• Data supplied:
»»
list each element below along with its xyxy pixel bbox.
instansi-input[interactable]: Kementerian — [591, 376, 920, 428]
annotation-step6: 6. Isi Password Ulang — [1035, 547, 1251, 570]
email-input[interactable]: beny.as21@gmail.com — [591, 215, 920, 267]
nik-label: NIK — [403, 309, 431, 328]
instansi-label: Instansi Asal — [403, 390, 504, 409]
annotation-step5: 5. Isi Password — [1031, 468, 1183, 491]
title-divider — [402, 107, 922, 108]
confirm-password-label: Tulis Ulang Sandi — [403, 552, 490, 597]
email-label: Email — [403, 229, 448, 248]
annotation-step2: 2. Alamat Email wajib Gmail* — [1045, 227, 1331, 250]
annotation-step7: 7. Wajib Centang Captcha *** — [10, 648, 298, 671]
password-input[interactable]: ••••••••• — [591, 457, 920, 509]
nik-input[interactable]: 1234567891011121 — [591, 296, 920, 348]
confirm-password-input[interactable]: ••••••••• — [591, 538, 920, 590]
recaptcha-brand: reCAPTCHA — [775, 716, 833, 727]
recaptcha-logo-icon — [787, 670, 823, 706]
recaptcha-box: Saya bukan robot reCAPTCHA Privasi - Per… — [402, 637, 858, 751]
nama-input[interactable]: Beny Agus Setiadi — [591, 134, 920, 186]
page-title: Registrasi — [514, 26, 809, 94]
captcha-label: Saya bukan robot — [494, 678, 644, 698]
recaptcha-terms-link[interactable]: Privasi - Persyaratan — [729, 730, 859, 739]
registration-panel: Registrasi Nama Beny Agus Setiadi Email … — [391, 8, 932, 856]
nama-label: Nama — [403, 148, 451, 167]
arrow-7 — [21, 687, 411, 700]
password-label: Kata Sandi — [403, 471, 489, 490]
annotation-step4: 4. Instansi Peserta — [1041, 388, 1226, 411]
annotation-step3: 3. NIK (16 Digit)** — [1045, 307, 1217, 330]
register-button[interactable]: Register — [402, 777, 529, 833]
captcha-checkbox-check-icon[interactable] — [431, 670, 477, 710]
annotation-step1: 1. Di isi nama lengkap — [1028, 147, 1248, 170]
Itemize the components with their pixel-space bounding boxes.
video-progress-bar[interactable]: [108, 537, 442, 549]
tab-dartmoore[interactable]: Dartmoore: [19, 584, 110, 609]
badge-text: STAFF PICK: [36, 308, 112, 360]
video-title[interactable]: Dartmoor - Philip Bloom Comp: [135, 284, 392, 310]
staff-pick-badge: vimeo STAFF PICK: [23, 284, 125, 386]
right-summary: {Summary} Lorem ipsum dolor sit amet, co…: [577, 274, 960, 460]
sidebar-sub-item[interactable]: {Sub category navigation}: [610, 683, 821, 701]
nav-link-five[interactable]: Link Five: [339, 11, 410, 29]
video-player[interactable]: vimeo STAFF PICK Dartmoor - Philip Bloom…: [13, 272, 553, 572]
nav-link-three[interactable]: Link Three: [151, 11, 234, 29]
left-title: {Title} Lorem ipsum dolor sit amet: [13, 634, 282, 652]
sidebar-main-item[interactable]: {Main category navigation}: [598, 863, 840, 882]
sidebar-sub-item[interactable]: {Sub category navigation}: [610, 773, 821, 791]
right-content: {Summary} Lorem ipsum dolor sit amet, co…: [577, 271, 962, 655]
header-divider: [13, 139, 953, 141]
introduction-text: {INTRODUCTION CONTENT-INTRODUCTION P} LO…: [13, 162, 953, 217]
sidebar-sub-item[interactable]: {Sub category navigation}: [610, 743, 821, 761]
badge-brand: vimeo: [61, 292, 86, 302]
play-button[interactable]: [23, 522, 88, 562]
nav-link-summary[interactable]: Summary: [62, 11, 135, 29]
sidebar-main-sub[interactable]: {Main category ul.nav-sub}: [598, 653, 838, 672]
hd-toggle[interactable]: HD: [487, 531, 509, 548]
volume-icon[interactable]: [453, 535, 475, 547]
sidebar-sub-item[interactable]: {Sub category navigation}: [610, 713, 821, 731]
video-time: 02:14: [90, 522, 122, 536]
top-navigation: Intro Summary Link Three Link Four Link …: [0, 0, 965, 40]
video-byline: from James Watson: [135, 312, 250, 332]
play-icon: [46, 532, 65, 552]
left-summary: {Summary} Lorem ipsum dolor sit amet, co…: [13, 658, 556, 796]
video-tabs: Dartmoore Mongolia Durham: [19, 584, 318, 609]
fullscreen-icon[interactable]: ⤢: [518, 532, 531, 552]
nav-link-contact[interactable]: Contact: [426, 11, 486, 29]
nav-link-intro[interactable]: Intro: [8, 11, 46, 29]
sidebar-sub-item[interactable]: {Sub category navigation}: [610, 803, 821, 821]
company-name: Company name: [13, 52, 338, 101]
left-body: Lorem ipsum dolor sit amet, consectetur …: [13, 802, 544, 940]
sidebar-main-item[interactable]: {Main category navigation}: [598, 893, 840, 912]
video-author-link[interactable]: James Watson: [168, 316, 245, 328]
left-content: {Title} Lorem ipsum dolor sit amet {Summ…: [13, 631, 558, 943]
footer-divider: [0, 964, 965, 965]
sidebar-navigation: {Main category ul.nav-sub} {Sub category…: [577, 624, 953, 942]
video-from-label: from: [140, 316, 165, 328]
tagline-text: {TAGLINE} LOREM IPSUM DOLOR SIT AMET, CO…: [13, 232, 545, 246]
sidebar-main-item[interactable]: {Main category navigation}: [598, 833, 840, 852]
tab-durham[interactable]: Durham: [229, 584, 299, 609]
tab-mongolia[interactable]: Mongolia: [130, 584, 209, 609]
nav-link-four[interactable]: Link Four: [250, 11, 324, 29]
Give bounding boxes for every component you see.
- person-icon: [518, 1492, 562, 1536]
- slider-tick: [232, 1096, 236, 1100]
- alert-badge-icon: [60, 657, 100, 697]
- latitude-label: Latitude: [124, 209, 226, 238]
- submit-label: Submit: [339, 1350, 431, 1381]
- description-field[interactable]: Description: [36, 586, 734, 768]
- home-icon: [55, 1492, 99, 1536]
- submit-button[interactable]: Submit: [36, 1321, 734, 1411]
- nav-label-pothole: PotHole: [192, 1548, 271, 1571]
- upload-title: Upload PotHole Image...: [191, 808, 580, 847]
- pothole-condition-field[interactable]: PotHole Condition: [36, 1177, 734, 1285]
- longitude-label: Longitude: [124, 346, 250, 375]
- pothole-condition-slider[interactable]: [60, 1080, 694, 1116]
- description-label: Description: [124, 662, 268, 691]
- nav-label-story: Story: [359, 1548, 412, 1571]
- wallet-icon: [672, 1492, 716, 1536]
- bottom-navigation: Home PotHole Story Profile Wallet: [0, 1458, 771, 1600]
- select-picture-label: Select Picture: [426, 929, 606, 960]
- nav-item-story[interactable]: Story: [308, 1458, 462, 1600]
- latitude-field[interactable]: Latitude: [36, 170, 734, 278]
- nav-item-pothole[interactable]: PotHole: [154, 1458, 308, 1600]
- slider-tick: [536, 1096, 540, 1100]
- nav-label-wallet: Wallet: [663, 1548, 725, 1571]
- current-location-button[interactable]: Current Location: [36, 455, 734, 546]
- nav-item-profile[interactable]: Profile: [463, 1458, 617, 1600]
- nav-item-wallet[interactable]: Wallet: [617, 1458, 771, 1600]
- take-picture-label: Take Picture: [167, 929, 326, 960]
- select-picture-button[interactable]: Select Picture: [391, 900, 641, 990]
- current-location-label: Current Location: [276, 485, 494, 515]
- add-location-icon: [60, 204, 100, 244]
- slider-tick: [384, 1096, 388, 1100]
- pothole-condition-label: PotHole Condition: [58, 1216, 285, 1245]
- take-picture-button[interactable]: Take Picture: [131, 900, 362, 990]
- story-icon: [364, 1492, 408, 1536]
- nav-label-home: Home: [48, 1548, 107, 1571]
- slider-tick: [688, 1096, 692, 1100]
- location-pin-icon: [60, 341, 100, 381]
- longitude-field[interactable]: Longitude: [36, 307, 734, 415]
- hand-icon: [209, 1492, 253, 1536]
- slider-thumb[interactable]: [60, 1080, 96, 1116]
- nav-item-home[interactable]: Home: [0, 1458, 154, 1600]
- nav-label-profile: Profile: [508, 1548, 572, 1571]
««
• Task instructions: Copy the material above word for word, from its first line through the line containing "confirm-password-label: Tulis Ulang", with both of those lines included.

• Output for this exercise:
list each element below along with its xyxy pixel bbox.
instansi-input[interactable]: Kementerian — [591, 376, 920, 428]
annotation-step6: 6. Isi Password Ulang — [1035, 547, 1251, 570]
email-input[interactable]: beny.as21@gmail.com — [591, 215, 920, 267]
nik-label: NIK — [403, 309, 431, 328]
instansi-label: Instansi Asal — [403, 390, 504, 409]
annotation-step5: 5. Isi Password — [1031, 468, 1183, 491]
title-divider — [402, 107, 922, 108]
confirm-password-label: Tulis Ulang Sandi — [403, 552, 490, 597]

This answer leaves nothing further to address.